_Exercise description:_
Please give the entries again in full and exactly, without any picture.

(Data listing)
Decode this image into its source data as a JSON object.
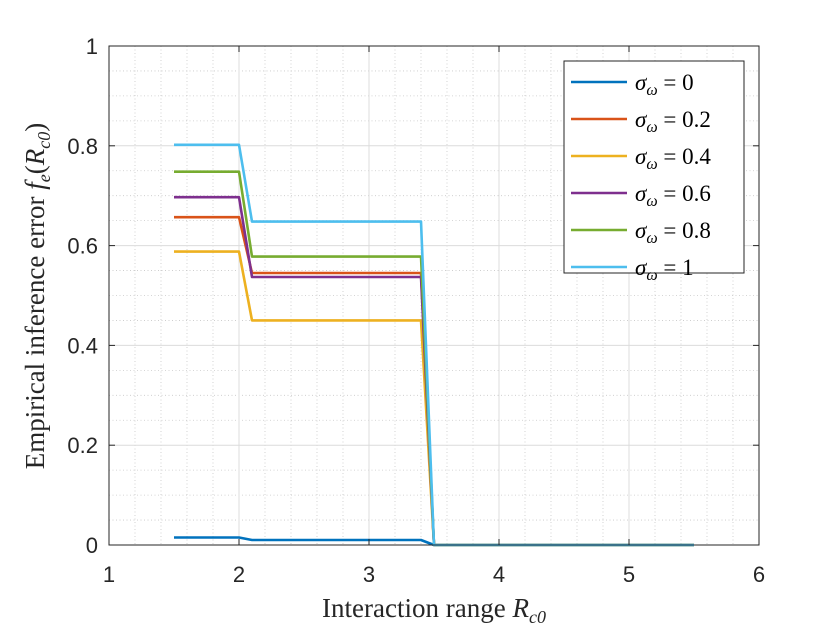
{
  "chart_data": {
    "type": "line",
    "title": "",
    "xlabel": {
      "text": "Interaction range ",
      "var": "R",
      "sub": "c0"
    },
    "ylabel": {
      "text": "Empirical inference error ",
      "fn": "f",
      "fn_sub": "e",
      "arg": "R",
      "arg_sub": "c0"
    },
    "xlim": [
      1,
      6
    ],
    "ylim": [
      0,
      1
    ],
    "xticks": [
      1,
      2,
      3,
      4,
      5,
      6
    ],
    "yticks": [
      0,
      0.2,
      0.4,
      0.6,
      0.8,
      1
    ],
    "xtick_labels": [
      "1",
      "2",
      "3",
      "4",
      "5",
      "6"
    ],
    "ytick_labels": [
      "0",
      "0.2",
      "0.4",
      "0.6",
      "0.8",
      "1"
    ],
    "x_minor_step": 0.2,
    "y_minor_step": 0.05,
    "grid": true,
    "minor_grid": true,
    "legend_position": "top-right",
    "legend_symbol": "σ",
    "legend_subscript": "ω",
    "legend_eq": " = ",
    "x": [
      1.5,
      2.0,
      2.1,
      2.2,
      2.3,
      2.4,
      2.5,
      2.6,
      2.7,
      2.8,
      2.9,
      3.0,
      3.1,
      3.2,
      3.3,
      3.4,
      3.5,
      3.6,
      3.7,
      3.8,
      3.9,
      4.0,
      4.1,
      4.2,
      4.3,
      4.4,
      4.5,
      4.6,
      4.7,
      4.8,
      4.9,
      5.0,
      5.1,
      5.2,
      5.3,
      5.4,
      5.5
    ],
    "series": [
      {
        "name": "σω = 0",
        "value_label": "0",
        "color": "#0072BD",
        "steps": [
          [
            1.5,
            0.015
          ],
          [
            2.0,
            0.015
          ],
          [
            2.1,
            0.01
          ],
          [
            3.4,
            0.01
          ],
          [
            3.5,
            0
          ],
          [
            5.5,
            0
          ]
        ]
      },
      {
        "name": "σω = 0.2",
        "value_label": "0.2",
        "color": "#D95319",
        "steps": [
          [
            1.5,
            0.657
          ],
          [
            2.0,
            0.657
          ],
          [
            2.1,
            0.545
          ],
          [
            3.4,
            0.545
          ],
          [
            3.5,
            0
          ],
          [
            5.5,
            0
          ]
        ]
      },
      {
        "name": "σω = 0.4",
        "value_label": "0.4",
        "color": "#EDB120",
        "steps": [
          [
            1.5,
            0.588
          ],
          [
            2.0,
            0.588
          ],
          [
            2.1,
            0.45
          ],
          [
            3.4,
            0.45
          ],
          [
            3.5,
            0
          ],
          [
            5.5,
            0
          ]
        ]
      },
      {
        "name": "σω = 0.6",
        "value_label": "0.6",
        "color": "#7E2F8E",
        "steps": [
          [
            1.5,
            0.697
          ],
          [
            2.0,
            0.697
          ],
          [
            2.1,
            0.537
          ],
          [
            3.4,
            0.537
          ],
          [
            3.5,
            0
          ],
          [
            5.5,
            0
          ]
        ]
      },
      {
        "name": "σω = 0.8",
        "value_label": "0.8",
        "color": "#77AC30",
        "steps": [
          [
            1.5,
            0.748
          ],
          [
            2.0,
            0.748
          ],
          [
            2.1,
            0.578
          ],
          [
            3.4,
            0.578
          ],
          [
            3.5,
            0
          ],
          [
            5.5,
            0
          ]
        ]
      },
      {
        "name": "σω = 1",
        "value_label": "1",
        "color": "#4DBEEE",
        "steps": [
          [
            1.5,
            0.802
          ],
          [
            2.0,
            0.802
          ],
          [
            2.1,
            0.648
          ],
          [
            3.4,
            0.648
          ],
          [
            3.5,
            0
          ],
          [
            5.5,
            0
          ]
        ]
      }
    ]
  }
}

_Final answer:_
Decode this image into its source data as a JSON object.
{
  "chart_data": {
    "type": "line",
    "title": "",
    "xlabel": {
      "text": "Interaction range ",
      "var": "R",
      "sub": "c0"
    },
    "ylabel": {
      "text": "Empirical inference error ",
      "fn": "f",
      "fn_sub": "e",
      "arg": "R",
      "arg_sub": "c0"
    },
    "xlim": [
      1,
      6
    ],
    "ylim": [
      0,
      1
    ],
    "xticks": [
      1,
      2,
      3,
      4,
      5,
      6
    ],
    "yticks": [
      0,
      0.2,
      0.4,
      0.6,
      0.8,
      1
    ],
    "xtick_labels": [
      "1",
      "2",
      "3",
      "4",
      "5",
      "6"
    ],
    "ytick_labels": [
      "0",
      "0.2",
      "0.4",
      "0.6",
      "0.8",
      "1"
    ],
    "x_minor_step": 0.2,
    "y_minor_step": 0.05,
    "grid": true,
    "minor_grid": true,
    "legend_position": "top-right",
    "legend_symbol": "σ",
    "legend_subscript": "ω",
    "legend_eq": " = ",
    "x": [
      1.5,
      2.0,
      2.1,
      2.2,
      2.3,
      2.4,
      2.5,
      2.6,
      2.7,
      2.8,
      2.9,
      3.0,
      3.1,
      3.2,
      3.3,
      3.4,
      3.5,
      3.6,
      3.7,
      3.8,
      3.9,
      4.0,
      4.1,
      4.2,
      4.3,
      4.4,
      4.5,
      4.6,
      4.7,
      4.8,
      4.9,
      5.0,
      5.1,
      5.2,
      5.3,
      5.4,
      5.5
    ],
    "series": [
      {
        "name": "σω = 0",
        "value_label": "0",
        "color": "#0072BD",
        "steps": [
          [
            1.5,
            0.015
          ],
          [
            2.0,
            0.015
          ],
          [
            2.1,
            0.01
          ],
          [
            3.4,
            0.01
          ],
          [
            3.5,
            0
          ],
          [
            5.5,
            0
          ]
        ]
      },
      {
        "name": "σω = 0.2",
        "value_label": "0.2",
        "color": "#D95319",
        "steps": [
          [
            1.5,
            0.657
          ],
          [
            2.0,
            0.657
          ],
          [
            2.1,
            0.545
          ],
          [
            3.4,
            0.545
          ],
          [
            3.5,
            0
          ],
          [
            5.5,
            0
          ]
        ]
      },
      {
        "name": "σω = 0.4",
        "value_label": "0.4",
        "color": "#EDB120",
        "steps": [
          [
            1.5,
            0.588
          ],
          [
            2.0,
            0.588
          ],
          [
            2.1,
            0.45
          ],
          [
            3.4,
            0.45
          ],
          [
            3.5,
            0
          ],
          [
            5.5,
            0
          ]
        ]
      },
      {
        "name": "σω = 0.6",
        "value_label": "0.6",
        "color": "#7E2F8E",
        "steps": [
          [
            1.5,
            0.697
          ],
          [
            2.0,
            0.697
          ],
          [
            2.1,
            0.537
          ],
          [
            3.4,
            0.537
          ],
          [
            3.5,
            0
          ],
          [
            5.5,
            0
          ]
        ]
      },
      {
        "name": "σω = 0.8",
        "value_label": "0.8",
        "color": "#77AC30",
        "steps": [
          [
            1.5,
            0.748
          ],
          [
            2.0,
            0.748
          ],
          [
            2.1,
            0.578
          ],
          [
            3.4,
            0.578
          ],
          [
            3.5,
            0
          ],
          [
            5.5,
            0
          ]
        ]
      },
      {
        "name": "σω = 1",
        "value_label": "1",
        "color": "#4DBEEE",
        "steps": [
          [
            1.5,
            0.802
          ],
          [
            2.0,
            0.802
          ],
          [
            2.1,
            0.648
          ],
          [
            3.4,
            0.648
          ],
          [
            3.5,
            0
          ],
          [
            5.5,
            0
          ]
        ]
      }
    ]
  }
}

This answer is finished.